### Given records ###

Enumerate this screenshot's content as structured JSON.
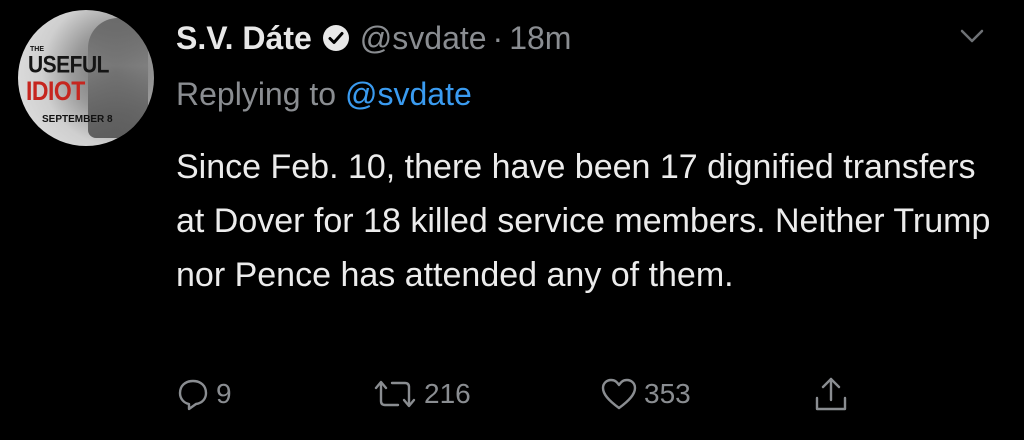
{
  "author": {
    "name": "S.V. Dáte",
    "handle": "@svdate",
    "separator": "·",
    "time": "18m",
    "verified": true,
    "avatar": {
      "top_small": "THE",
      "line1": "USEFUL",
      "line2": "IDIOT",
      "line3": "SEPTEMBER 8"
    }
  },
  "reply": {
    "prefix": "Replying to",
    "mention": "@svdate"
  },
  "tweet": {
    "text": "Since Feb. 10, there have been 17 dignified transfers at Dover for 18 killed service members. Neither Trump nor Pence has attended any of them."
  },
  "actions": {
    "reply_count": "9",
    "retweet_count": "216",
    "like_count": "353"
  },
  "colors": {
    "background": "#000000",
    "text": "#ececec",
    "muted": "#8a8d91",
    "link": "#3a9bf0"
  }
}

###
### Given records ###

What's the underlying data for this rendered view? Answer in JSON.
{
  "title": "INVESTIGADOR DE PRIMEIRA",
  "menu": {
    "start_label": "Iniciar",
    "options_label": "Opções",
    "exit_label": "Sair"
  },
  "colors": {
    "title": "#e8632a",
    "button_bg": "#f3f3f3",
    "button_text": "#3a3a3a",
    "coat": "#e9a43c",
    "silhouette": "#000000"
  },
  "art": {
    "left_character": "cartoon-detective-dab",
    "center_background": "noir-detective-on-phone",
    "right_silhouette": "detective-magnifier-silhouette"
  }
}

###

State how many lines in the entries above include the word "title"; reply with the number alone.

Solution below ▸ 2